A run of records
◆ ◆ ◆ ◆

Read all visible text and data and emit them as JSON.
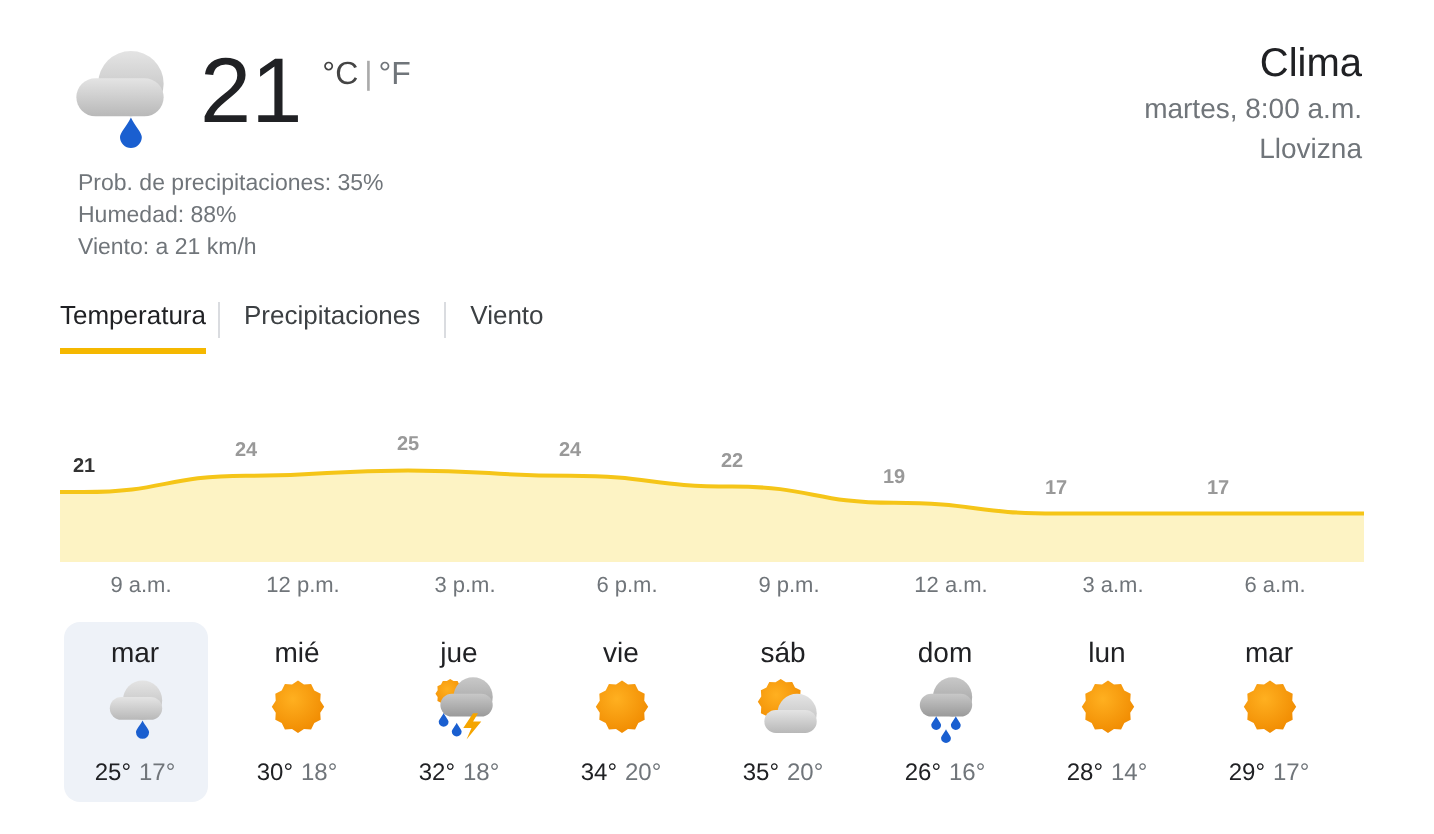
{
  "current": {
    "temperature": "21",
    "unit_celsius": "°C",
    "unit_separator": "|",
    "unit_fahrenheit": "°F",
    "kind": "rain",
    "details": [
      "Prob. de precipitaciones: 35%",
      "Humedad: 88%",
      "Viento: a 21 km/h"
    ]
  },
  "header": {
    "title": "Clima",
    "datetime": "martes, 8:00 a.m.",
    "condition": "Llovizna"
  },
  "tabs": [
    {
      "label": "Temperatura",
      "selected": true
    },
    {
      "label": "Precipitaciones",
      "selected": false
    },
    {
      "label": "Viento",
      "selected": false
    }
  ],
  "hourly": [
    {
      "time": "9 a.m.",
      "temperature": "21",
      "selected": true
    },
    {
      "time": "12 p.m.",
      "temperature": "24",
      "selected": false
    },
    {
      "time": "3 p.m.",
      "temperature": "25",
      "selected": false
    },
    {
      "time": "6 p.m.",
      "temperature": "24",
      "selected": false
    },
    {
      "time": "9 p.m.",
      "temperature": "22",
      "selected": false
    },
    {
      "time": "12 a.m.",
      "temperature": "19",
      "selected": false
    },
    {
      "time": "3 a.m.",
      "temperature": "17",
      "selected": false
    },
    {
      "time": "6 a.m.",
      "temperature": "17",
      "selected": false
    }
  ],
  "days": [
    {
      "day": "mar",
      "kind": "rain",
      "high": "25°",
      "low": "17°",
      "selected": true
    },
    {
      "day": "mié",
      "kind": "sun",
      "high": "30°",
      "low": "18°",
      "selected": false
    },
    {
      "day": "jue",
      "kind": "storm",
      "high": "32°",
      "low": "18°",
      "selected": false
    },
    {
      "day": "vie",
      "kind": "sun",
      "high": "34°",
      "low": "20°",
      "selected": false
    },
    {
      "day": "sáb",
      "kind": "partly-cloudy",
      "high": "35°",
      "low": "20°",
      "selected": false
    },
    {
      "day": "dom",
      "kind": "showers",
      "high": "26°",
      "low": "16°",
      "selected": false
    },
    {
      "day": "lun",
      "kind": "sun",
      "high": "28°",
      "low": "14°",
      "selected": false
    },
    {
      "day": "mar",
      "kind": "sun",
      "high": "29°",
      "low": "17°",
      "selected": false
    }
  ]
}
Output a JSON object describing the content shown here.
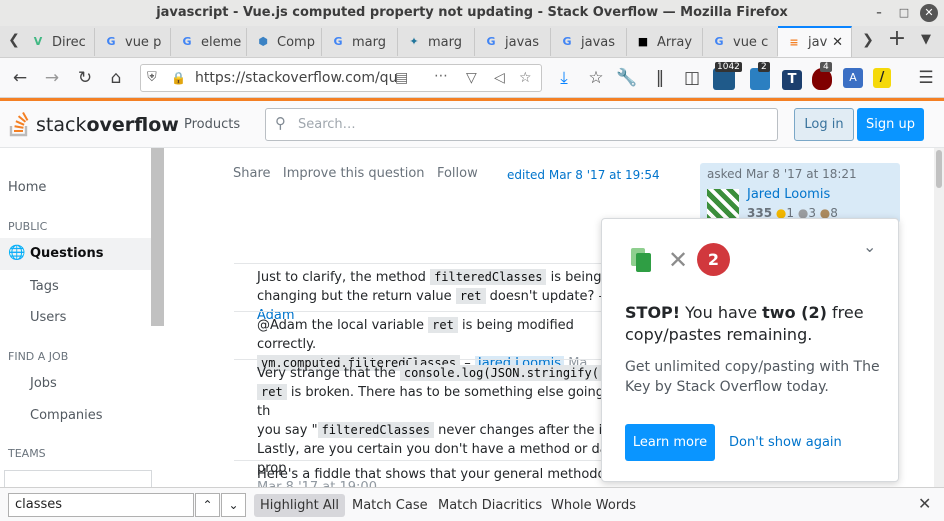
{
  "window": {
    "title": "javascript - Vue.js computed property not updating - Stack Overflow — Mozilla Firefox"
  },
  "tabs": [
    {
      "label": "Direc",
      "favicon": "vue-icon",
      "favicon_glyph": "V",
      "favicon_color": "#41b883"
    },
    {
      "label": "vue p",
      "favicon": "google-icon",
      "favicon_glyph": "G",
      "favicon_color": "#4285f4"
    },
    {
      "label": "eleme",
      "favicon": "google-icon",
      "favicon_glyph": "G",
      "favicon_color": "#4285f4"
    },
    {
      "label": "Comp",
      "favicon": "shield-site-icon",
      "favicon_glyph": "⬢",
      "favicon_color": "#3b82c4"
    },
    {
      "label": "marg",
      "favicon": "google-icon",
      "favicon_glyph": "G",
      "favicon_color": "#4285f4"
    },
    {
      "label": "marg",
      "favicon": "wordpress-icon",
      "favicon_glyph": "✦",
      "favicon_color": "#21759b"
    },
    {
      "label": "javas",
      "favicon": "google-icon",
      "favicon_glyph": "G",
      "favicon_color": "#4285f4"
    },
    {
      "label": "javas",
      "favicon": "google-icon",
      "favicon_glyph": "G",
      "favicon_color": "#4285f4"
    },
    {
      "label": "Array",
      "favicon": "mdn-icon",
      "favicon_glyph": "■",
      "favicon_color": "#000000"
    },
    {
      "label": "vue c",
      "favicon": "google-icon",
      "favicon_glyph": "G",
      "favicon_color": "#4285f4"
    },
    {
      "label": "jav",
      "favicon": "stackoverflow-icon",
      "favicon_glyph": "≡",
      "favicon_color": "#f48024"
    }
  ],
  "navbar": {
    "url": "https://stackoverflow.com/qu",
    "badge_1042": "1042",
    "badge_2": "2",
    "badge_4": "4"
  },
  "so": {
    "logo_stack": "stack",
    "logo_overflow": "overflow",
    "products": "Products",
    "search_placeholder": "Search…",
    "login": "Log in",
    "signup": "Sign up"
  },
  "leftnav": {
    "home": "Home",
    "public": "PUBLIC",
    "questions": "Questions",
    "tags": "Tags",
    "users": "Users",
    "find_a_job": "FIND A JOB",
    "jobs": "Jobs",
    "companies": "Companies",
    "teams": "TEAMS"
  },
  "post": {
    "share": "Share",
    "improve": "Improve this question",
    "follow": "Follow",
    "edited": "edited Mar 8 '17 at 19:54",
    "asked": "asked Mar 8 '17 at 18:21",
    "user": "Jared Loomis",
    "rep": "335",
    "gold": "1",
    "silver": "3",
    "bronze": "8"
  },
  "comments": {
    "c1_a": "Just to clarify, the method",
    "c1_code": "filteredClasses",
    "c1_b": "is being ru",
    "c1_c": "changing but the return value",
    "c1_code2": "ret",
    "c1_d": "doesn't update? –",
    "c1_user": "Adam",
    "c2_a": "@Adam the local variable",
    "c2_code": "ret",
    "c2_b": "is being modified correctly.",
    "c2_code2": "vm.computed.filteredClasses",
    "c2_dash": "–",
    "c2_user": "Jared Loomis",
    "c2_date": "Ma",
    "c3_a": "Very strange that the",
    "c3_code": "console.log(JSON.stringify(r",
    "c3_code2": "ret",
    "c3_b": "is broken. There has to be something else going on, th",
    "c3_c": "you say \"",
    "c3_code3": "filteredClasses",
    "c3_d": "never changes after the initi",
    "c3_e": "Lastly, are you certain you don't have a method or data prop",
    "c3_date": "Mar 8 '17 at 19:00",
    "c4_a": "Here's a fiddle that shows that your general methodology sh"
  },
  "popup": {
    "count": "2",
    "stop": "STOP!",
    "line_a": " You have ",
    "two": "two (2)",
    "line_b": " free copy/pastes remaining.",
    "body": "Get unlimited copy/pasting with The Key by Stack Overflow today.",
    "learn_more": "Learn more",
    "dont_show": "Don't show again"
  },
  "findbar": {
    "value": "classes",
    "highlight_all": "Highlight All",
    "match_case": "Match Case",
    "match_diacritics": "Match Diacritics",
    "whole_words": "Whole Words"
  },
  "colors": {
    "accent": "#f48024",
    "link": "#0074cc",
    "primary_button": "#0a95ff",
    "badge_red": "#d1383d"
  }
}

◆ ◆ ◆ ◆

→ AIM OF THE TASK:
Copy every line of the data that holds the string "stackoverflow".

→ FULL RESPONSE:
      "favicon": "stackoverflow-icon",
    "url": "https://stackoverflow.com/qu",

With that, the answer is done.